• Written problem
Extract the data exactly, missing nothing.

(Data entries)

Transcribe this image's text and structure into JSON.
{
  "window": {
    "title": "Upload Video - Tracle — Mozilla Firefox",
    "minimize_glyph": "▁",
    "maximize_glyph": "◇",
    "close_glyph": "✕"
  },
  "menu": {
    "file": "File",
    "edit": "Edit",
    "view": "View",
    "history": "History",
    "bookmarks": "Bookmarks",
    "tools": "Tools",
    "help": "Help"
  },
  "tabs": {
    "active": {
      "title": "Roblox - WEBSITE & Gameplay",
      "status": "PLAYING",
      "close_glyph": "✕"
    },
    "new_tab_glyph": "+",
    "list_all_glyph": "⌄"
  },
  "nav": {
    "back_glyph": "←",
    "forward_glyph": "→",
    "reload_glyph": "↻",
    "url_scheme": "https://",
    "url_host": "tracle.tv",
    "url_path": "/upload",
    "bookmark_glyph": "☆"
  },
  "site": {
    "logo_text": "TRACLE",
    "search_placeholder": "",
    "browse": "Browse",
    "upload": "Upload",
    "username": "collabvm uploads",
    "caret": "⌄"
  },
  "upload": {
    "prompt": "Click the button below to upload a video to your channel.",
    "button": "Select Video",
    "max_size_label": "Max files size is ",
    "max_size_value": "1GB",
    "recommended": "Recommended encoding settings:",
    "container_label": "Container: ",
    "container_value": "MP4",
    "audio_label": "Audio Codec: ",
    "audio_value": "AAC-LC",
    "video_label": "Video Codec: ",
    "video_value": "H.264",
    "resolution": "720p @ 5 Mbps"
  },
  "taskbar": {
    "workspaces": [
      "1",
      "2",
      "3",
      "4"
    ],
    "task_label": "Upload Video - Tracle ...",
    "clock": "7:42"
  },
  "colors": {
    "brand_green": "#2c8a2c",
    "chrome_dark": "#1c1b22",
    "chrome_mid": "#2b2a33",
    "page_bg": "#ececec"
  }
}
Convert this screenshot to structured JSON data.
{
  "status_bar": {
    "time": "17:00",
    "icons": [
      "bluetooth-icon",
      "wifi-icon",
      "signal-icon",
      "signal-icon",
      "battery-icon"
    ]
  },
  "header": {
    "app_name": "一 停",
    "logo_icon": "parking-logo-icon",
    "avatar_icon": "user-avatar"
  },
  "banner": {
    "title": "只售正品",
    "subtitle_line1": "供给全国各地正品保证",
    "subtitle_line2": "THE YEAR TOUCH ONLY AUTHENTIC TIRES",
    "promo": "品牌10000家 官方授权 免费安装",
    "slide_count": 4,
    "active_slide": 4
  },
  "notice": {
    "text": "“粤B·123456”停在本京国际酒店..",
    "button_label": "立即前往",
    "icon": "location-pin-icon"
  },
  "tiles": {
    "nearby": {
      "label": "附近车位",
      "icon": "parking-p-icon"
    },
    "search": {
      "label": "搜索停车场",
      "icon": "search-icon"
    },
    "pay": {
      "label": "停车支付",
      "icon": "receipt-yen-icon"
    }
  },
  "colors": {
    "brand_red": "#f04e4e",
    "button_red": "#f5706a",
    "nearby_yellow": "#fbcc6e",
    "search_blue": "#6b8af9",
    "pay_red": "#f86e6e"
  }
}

• Completed exercise
Transcribe this image's text and structure into JSON.
{
  "window": {
    "title": "Upload Video - Tracle — Mozilla Firefox",
    "minimize_glyph": "▁",
    "maximize_glyph": "◇",
    "close_glyph": "✕"
  },
  "menu": {
    "file": "File",
    "edit": "Edit",
    "view": "View",
    "history": "History",
    "bookmarks": "Bookmarks",
    "tools": "Tools",
    "help": "Help"
  },
  "tabs": {
    "active": {
      "title": "Roblox - WEBSITE & Gameplay",
      "status": "PLAYING",
      "close_glyph": "✕"
    },
    "new_tab_glyph": "+",
    "list_all_glyph": "⌄"
  },
  "nav": {
    "back_glyph": "←",
    "forward_glyph": "→",
    "reload_glyph": "↻",
    "url_scheme": "https://",
    "url_host": "tracle.tv",
    "url_path": "/upload",
    "bookmark_glyph": "☆"
  },
  "site": {
    "logo_text": "TRACLE",
    "search_placeholder": "",
    "browse": "Browse",
    "upload": "Upload",
    "username": "collabvm uploads",
    "caret": "⌄"
  },
  "upload": {
    "prompt": "Click the button below to upload a video to your channel.",
    "button": "Select Video",
    "max_size_label": "Max files size is ",
    "max_size_value": "1GB",
    "recommended": "Recommended encoding settings:",
    "container_label": "Container: ",
    "container_value": "MP4",
    "audio_label": "Audio Codec: ",
    "audio_value": "AAC-LC",
    "video_label": "Video Codec: ",
    "video_value": "H.264",
    "resolution": "720p @ 5 Mbps"
  },
  "taskbar": {
    "workspaces": [
      "1",
      "2",
      "3",
      "4"
    ],
    "task_label": "Upload Video - Tracle ...",
    "clock": "7:42"
  },
  "colors": {
    "brand_green": "#2c8a2c",
    "chrome_dark": "#1c1b22",
    "chrome_mid": "#2b2a33",
    "page_bg": "#ececec"
  }
}
Convert this screenshot to structured JSON data.
{
  "status_bar": {
    "time": "17:00",
    "icons": [
      "bluetooth-icon",
      "wifi-icon",
      "signal-icon",
      "signal-icon",
      "battery-icon"
    ]
  },
  "header": {
    "app_name": "一 停",
    "logo_icon": "parking-logo-icon",
    "avatar_icon": "user-avatar"
  },
  "banner": {
    "title": "只售正品",
    "subtitle_line1": "供给全国各地正品保证",
    "subtitle_line2": "THE YEAR TOUCH ONLY AUTHENTIC TIRES",
    "promo": "品牌10000家 官方授权 免费安装",
    "slide_count": 4,
    "active_slide": 4
  },
  "notice": {
    "text": "“粤B·123456”停在本京国际酒店..",
    "button_label": "立即前往",
    "icon": "location-pin-icon"
  },
  "tiles": {
    "nearby": {
      "label": "附近车位",
      "icon": "parking-p-icon"
    },
    "search": {
      "label": "搜索停车场",
      "icon": "search-icon"
    },
    "pay": {
      "label": "停车支付",
      "icon": "receipt-yen-icon"
    }
  },
  "colors": {
    "brand_red": "#f04e4e",
    "button_red": "#f5706a",
    "nearby_yellow": "#fbcc6e",
    "search_blue": "#6b8af9",
    "pay_red": "#f86e6e"
  }
}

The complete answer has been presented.